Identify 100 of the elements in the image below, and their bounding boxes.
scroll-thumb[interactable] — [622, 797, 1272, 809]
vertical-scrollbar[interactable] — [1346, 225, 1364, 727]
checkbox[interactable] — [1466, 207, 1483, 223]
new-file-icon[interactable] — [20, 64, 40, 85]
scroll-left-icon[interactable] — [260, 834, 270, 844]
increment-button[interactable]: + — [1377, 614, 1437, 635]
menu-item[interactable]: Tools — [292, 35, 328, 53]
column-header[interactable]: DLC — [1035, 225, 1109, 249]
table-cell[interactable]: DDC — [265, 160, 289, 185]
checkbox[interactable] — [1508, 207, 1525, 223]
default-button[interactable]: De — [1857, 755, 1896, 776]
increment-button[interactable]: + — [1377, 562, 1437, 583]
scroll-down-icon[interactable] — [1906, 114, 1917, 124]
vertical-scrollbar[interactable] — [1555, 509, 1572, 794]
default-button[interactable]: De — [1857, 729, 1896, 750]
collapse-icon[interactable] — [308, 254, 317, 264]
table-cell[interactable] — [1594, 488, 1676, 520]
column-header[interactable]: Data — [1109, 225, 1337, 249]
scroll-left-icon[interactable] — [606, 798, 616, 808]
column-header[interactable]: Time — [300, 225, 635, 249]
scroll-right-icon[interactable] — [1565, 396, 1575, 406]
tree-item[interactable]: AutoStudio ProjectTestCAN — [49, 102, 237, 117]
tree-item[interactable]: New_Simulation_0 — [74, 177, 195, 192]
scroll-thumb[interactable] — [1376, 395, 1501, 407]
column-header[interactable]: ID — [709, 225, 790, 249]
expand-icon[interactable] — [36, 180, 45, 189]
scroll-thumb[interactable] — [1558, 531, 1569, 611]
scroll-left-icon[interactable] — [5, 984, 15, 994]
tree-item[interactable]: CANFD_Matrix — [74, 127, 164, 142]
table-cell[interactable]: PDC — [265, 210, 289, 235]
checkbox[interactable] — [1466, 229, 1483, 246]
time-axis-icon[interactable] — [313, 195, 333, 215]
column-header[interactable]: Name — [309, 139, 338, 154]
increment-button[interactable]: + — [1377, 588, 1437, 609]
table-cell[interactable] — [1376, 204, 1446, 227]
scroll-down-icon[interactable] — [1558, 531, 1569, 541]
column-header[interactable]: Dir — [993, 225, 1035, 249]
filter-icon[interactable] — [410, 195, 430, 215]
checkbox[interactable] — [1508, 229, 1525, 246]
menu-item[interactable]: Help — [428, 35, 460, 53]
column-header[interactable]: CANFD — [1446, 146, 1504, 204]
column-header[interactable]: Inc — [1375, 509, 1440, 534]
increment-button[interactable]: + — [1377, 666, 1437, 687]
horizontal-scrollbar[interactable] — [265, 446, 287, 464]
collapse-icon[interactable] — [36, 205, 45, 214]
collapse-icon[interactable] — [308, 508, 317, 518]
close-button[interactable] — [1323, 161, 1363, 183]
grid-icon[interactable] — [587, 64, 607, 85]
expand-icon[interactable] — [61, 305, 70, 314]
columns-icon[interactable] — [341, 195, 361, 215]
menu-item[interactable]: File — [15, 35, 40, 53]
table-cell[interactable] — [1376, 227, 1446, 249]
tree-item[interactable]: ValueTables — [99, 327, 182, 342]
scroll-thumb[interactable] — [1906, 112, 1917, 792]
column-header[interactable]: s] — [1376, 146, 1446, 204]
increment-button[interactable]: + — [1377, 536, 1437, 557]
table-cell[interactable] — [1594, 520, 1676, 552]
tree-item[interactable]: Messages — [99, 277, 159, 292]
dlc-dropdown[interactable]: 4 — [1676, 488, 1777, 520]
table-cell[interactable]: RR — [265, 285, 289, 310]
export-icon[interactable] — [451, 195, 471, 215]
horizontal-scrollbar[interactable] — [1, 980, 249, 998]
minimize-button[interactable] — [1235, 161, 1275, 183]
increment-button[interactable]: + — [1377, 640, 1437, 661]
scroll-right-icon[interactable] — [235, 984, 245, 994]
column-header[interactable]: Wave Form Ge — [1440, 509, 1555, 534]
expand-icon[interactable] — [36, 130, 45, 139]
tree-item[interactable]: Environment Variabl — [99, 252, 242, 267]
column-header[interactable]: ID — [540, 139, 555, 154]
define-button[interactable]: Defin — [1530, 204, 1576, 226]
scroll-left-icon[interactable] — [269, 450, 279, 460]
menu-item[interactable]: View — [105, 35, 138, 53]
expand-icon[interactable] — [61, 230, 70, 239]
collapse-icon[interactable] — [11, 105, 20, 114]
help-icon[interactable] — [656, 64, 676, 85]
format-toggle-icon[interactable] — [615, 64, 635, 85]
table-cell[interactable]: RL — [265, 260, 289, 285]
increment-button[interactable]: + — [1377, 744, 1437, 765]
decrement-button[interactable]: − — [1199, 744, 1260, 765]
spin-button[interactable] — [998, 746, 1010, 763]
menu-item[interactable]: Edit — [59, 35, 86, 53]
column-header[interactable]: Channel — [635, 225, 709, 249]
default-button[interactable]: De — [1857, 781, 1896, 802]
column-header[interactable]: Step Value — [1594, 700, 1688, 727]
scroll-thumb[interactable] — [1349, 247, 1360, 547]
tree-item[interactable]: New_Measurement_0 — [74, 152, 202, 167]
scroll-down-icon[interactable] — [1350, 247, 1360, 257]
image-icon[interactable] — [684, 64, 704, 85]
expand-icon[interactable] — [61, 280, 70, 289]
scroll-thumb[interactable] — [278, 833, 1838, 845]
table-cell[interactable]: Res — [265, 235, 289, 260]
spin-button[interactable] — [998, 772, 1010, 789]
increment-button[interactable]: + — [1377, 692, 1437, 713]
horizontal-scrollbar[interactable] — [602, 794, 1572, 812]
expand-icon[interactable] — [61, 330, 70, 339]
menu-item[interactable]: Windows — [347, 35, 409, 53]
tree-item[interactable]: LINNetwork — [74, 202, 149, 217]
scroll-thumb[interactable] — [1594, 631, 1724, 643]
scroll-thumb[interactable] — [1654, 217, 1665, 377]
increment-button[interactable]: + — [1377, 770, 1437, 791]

Exercise aim
Find every line in the data that contains the string "expand" and copy each of those lines. Case counts, so only an exact match qualifies.

Solution for this exercise
expand-icon[interactable] — [36, 180, 45, 189]
expand-icon[interactable] — [61, 305, 70, 314]
expand-icon[interactable] — [36, 130, 45, 139]
expand-icon[interactable] — [61, 230, 70, 239]
expand-icon[interactable] — [61, 280, 70, 289]
expand-icon[interactable] — [61, 330, 70, 339]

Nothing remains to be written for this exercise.